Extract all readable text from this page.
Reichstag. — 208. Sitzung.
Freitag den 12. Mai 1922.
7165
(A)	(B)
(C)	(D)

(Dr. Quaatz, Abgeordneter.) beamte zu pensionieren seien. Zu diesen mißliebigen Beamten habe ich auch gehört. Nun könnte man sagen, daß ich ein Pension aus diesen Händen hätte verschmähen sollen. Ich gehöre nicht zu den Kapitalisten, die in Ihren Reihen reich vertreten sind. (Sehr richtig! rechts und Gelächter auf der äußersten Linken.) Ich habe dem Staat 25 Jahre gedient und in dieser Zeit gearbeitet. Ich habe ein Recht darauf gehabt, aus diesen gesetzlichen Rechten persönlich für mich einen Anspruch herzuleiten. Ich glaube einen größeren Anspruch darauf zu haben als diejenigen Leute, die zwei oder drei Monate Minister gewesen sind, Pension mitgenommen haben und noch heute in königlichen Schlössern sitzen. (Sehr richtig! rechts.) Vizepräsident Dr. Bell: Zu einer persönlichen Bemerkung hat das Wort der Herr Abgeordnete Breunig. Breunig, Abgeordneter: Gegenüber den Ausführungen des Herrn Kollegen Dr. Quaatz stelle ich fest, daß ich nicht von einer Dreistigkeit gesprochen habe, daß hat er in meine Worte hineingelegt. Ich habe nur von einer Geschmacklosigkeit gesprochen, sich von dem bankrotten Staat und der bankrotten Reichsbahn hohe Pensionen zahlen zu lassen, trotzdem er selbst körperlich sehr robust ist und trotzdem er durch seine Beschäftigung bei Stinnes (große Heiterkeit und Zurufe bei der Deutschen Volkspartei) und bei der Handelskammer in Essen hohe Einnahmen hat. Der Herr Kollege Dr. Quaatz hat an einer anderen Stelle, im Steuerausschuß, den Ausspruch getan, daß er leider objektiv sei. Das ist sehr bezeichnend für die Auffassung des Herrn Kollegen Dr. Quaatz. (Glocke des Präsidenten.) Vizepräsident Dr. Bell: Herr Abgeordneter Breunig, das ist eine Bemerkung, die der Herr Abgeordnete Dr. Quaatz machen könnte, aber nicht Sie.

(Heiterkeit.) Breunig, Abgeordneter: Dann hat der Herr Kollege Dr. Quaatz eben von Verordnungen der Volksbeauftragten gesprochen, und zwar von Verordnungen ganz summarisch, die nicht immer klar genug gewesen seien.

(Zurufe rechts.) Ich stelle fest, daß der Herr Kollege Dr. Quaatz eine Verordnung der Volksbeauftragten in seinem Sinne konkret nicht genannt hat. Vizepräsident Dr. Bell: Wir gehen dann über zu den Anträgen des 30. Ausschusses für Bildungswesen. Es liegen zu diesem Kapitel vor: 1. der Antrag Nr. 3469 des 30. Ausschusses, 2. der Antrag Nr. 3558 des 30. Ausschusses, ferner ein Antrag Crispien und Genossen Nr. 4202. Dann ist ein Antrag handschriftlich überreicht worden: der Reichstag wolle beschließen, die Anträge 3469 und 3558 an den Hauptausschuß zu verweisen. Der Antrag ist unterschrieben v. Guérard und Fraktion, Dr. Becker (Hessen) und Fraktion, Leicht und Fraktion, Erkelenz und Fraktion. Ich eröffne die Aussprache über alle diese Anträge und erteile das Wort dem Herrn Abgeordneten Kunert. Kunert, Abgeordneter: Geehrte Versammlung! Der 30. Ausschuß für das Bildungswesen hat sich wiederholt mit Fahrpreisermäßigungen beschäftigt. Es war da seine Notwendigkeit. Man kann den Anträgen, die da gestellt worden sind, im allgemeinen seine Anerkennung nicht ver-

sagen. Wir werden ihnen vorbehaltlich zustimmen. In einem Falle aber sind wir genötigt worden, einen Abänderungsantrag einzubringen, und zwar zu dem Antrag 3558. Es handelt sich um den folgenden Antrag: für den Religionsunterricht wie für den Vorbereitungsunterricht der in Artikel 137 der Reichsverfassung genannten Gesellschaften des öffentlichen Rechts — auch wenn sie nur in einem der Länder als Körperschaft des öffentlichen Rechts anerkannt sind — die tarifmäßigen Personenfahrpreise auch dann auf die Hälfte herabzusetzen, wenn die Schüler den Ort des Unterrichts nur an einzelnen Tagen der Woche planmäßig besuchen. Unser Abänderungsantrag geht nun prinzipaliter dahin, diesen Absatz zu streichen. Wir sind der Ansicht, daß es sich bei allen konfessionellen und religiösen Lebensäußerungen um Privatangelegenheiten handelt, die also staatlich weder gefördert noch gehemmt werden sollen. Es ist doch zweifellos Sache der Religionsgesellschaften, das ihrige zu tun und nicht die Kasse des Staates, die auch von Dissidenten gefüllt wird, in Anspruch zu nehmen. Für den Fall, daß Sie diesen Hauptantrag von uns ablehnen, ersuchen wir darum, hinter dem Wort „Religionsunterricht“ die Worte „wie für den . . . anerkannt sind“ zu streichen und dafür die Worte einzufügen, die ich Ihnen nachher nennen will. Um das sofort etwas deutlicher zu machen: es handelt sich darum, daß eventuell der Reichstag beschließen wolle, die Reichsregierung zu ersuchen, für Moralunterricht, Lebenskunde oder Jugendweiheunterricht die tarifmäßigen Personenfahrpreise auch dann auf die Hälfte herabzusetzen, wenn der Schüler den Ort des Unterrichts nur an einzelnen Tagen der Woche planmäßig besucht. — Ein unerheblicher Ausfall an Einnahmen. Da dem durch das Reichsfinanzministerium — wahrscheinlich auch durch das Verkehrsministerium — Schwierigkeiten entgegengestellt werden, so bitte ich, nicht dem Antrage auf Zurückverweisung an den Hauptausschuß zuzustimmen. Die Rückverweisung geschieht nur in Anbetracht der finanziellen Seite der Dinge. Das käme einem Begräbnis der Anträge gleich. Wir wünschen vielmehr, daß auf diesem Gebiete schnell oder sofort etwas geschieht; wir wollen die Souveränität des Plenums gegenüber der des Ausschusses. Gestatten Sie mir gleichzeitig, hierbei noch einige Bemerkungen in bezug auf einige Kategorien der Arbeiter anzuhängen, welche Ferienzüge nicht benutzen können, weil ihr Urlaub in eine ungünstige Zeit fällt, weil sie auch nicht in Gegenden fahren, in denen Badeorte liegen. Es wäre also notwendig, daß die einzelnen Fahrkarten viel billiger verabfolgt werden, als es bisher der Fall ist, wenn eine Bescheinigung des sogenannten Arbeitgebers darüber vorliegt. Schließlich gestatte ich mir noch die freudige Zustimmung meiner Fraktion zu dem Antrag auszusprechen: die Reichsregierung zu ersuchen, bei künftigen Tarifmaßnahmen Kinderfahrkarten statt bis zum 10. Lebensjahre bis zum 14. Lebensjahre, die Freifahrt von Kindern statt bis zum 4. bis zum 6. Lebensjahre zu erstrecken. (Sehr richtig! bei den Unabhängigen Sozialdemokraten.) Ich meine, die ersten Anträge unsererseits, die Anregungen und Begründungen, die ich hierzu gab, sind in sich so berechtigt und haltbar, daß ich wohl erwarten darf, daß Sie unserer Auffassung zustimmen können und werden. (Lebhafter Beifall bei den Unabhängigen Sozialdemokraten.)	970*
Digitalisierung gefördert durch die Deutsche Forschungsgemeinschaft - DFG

§ **Work request**
Give back the material above in its entirety, with every word intact.

§ **Written response**
Extract all readable text from this page.
Reichstag. — 208. Sitzung.
Freitag den 12. Mai 1922.
7165
(A)	(B)
(C)	(D)

(Dr. Quaatz, Abgeordneter.) beamte zu pensionieren seien. Zu diesen mißliebigen Beamten habe ich auch gehört. Nun könnte man sagen, daß ich ein Pension aus diesen Händen hätte verschmähen sollen. Ich gehöre nicht zu den Kapitalisten, die in Ihren Reihen reich vertreten sind. (Sehr richtig! rechts und Gelächter auf der äußersten Linken.) Ich habe dem Staat 25 Jahre gedient und in dieser Zeit gearbeitet. Ich habe ein Recht darauf gehabt, aus diesen gesetzlichen Rechten persönlich für mich einen Anspruch herzuleiten. Ich glaube einen größeren Anspruch darauf zu haben als diejenigen Leute, die zwei oder drei Monate Minister gewesen sind, Pension mitgenommen haben und noch heute in königlichen Schlössern sitzen. (Sehr richtig! rechts.) Vizepräsident Dr. Bell: Zu einer persönlichen Bemerkung hat das Wort der Herr Abgeordnete Breunig. Breunig, Abgeordneter: Gegenüber den Ausführungen des Herrn Kollegen Dr. Quaatz stelle ich fest, daß ich nicht von einer Dreistigkeit gesprochen habe, daß hat er in meine Worte hineingelegt. Ich habe nur von einer Geschmacklosigkeit gesprochen, sich von dem bankrotten Staat und der bankrotten Reichsbahn hohe Pensionen zahlen zu lassen, trotzdem er selbst körperlich sehr robust ist und trotzdem er durch seine Beschäftigung bei Stinnes (große Heiterkeit und Zurufe bei der Deutschen Volkspartei) und bei der Handelskammer in Essen hohe Einnahmen hat. Der Herr Kollege Dr. Quaatz hat an einer anderen Stelle, im Steuerausschuß, den Ausspruch getan, daß er leider objektiv sei. Das ist sehr bezeichnend für die Auffassung des Herrn Kollegen Dr. Quaatz. (Glocke des Präsidenten.) Vizepräsident Dr. Bell: Herr Abgeordneter Breunig, das ist eine Bemerkung, die der Herr Abgeordnete Dr. Quaatz machen könnte, aber nicht Sie.

(Heiterkeit.) Breunig, Abgeordneter: Dann hat der Herr Kollege Dr. Quaatz eben von Verordnungen der Volksbeauftragten gesprochen, und zwar von Verordnungen ganz summarisch, die nicht immer klar genug gewesen seien.

(Zurufe rechts.) Ich stelle fest, daß der Herr Kollege Dr. Quaatz eine Verordnung der Volksbeauftragten in seinem Sinne konkret nicht genannt hat. Vizepräsident Dr. Bell: Wir gehen dann über zu den Anträgen des 30. Ausschusses für Bildungswesen. Es liegen zu diesem Kapitel vor: 1. der Antrag Nr. 3469 des 30. Ausschusses, 2. der Antrag Nr. 3558 des 30. Ausschusses, ferner ein Antrag Crispien und Genossen Nr. 4202. Dann ist ein Antrag handschriftlich überreicht worden: der Reichstag wolle beschließen, die Anträge 3469 und 3558 an den Hauptausschuß zu verweisen. Der Antrag ist unterschrieben v. Guérard und Fraktion, Dr. Becker (Hessen) und Fraktion, Leicht und Fraktion, Erkelenz und Fraktion. Ich eröffne die Aussprache über alle diese Anträge und erteile das Wort dem Herrn Abgeordneten Kunert. Kunert, Abgeordneter: Geehrte Versammlung! Der 30. Ausschuß für das Bildungswesen hat sich wiederholt mit Fahrpreisermäßigungen beschäftigt. Es war da seine Notwendigkeit. Man kann den Anträgen, die da gestellt worden sind, im allgemeinen seine Anerkennung nicht ver-

sagen. Wir werden ihnen vorbehaltlich zustimmen. In einem Falle aber sind wir genötigt worden, einen Abänderungsantrag einzubringen, und zwar zu dem Antrag 3558. Es handelt sich um den folgenden Antrag: für den Religionsunterricht wie für den Vorbereitungsunterricht der in Artikel 137 der Reichsverfassung genannten Gesellschaften des öffentlichen Rechts — auch wenn sie nur in einem der Länder als Körperschaft des öffentlichen Rechts anerkannt sind — die tarifmäßigen Personenfahrpreise auch dann auf die Hälfte herabzusetzen, wenn die Schüler den Ort des Unterrichts nur an einzelnen Tagen der Woche planmäßig besuchen. Unser Abänderungsantrag geht nun prinzipaliter dahin, diesen Absatz zu streichen. Wir sind der Ansicht, daß es sich bei allen konfessionellen und religiösen Lebensäußerungen um Privatangelegenheiten handelt, die also staatlich weder gefördert noch gehemmt werden sollen. Es ist doch zweifellos Sache der Religionsgesellschaften, das ihrige zu tun und nicht die Kasse des Staates, die auch von Dissidenten gefüllt wird, in Anspruch zu nehmen. Für den Fall, daß Sie diesen Hauptantrag von uns ablehnen, ersuchen wir darum, hinter dem Wort „Religionsunterricht“ die Worte „wie für den . . . anerkannt sind“ zu streichen und dafür die Worte einzufügen, die ich Ihnen nachher nennen will. Um das sofort etwas deutlicher zu machen: es handelt sich darum, daß eventuell der Reichstag beschließen wolle, die Reichsregierung zu ersuchen, für Moralunterricht, Lebenskunde oder Jugendweiheunterricht die tarifmäßigen Personenfahrpreise auch dann auf die Hälfte herabzusetzen, wenn der Schüler den Ort des Unterrichts nur an einzelnen Tagen der Woche planmäßig besucht. — Ein unerheblicher Ausfall an Einnahmen. Da dem durch das Reichsfinanzministerium — wahrscheinlich auch durch das Verkehrsministerium — Schwierigkeiten entgegengestellt werden, so bitte ich, nicht dem Antrage auf Zurückverweisung an den Hauptausschuß zuzustimmen. Die Rückverweisung geschieht nur in Anbetracht der finanziellen Seite der Dinge. Das käme einem Begräbnis der Anträge gleich. Wir wünschen vielmehr, daß auf diesem Gebiete schnell oder sofort etwas geschieht; wir wollen die Souveränität des Plenums gegenüber der des Ausschusses. Gestatten Sie mir gleichzeitig, hierbei noch einige Bemerkungen in bezug auf einige Kategorien der Arbeiter anzuhängen, welche Ferienzüge nicht benutzen können, weil ihr Urlaub in eine ungünstige Zeit fällt, weil sie auch nicht in Gegenden fahren, in denen Badeorte liegen. Es wäre also notwendig, daß die einzelnen Fahrkarten viel billiger verabfolgt werden, als es bisher der Fall ist, wenn eine Bescheinigung des sogenannten Arbeitgebers darüber vorliegt. Schließlich gestatte ich mir noch die freudige Zustimmung meiner Fraktion zu dem Antrag auszusprechen: die Reichsregierung zu ersuchen, bei künftigen Tarifmaßnahmen Kinderfahrkarten statt bis zum 10. Lebensjahre bis zum 14. Lebensjahre, die Freifahrt von Kindern statt bis zum 4. bis zum 6. Lebensjahre zu erstrecken. (Sehr richtig! bei den Unabhängigen Sozialdemokraten.) Ich meine, die ersten Anträge unsererseits, die Anregungen und Begründungen, die ich hierzu gab, sind in sich so berechtigt und haltbar, daß ich wohl erwarten darf, daß Sie unserer Auffassung zustimmen können und werden. (Lebhafter Beifall bei den Unabhängigen Sozialdemokraten.)	970*
Digitalisierung gefördert durch die Deutsche Forschungsgemeinschaft - DFG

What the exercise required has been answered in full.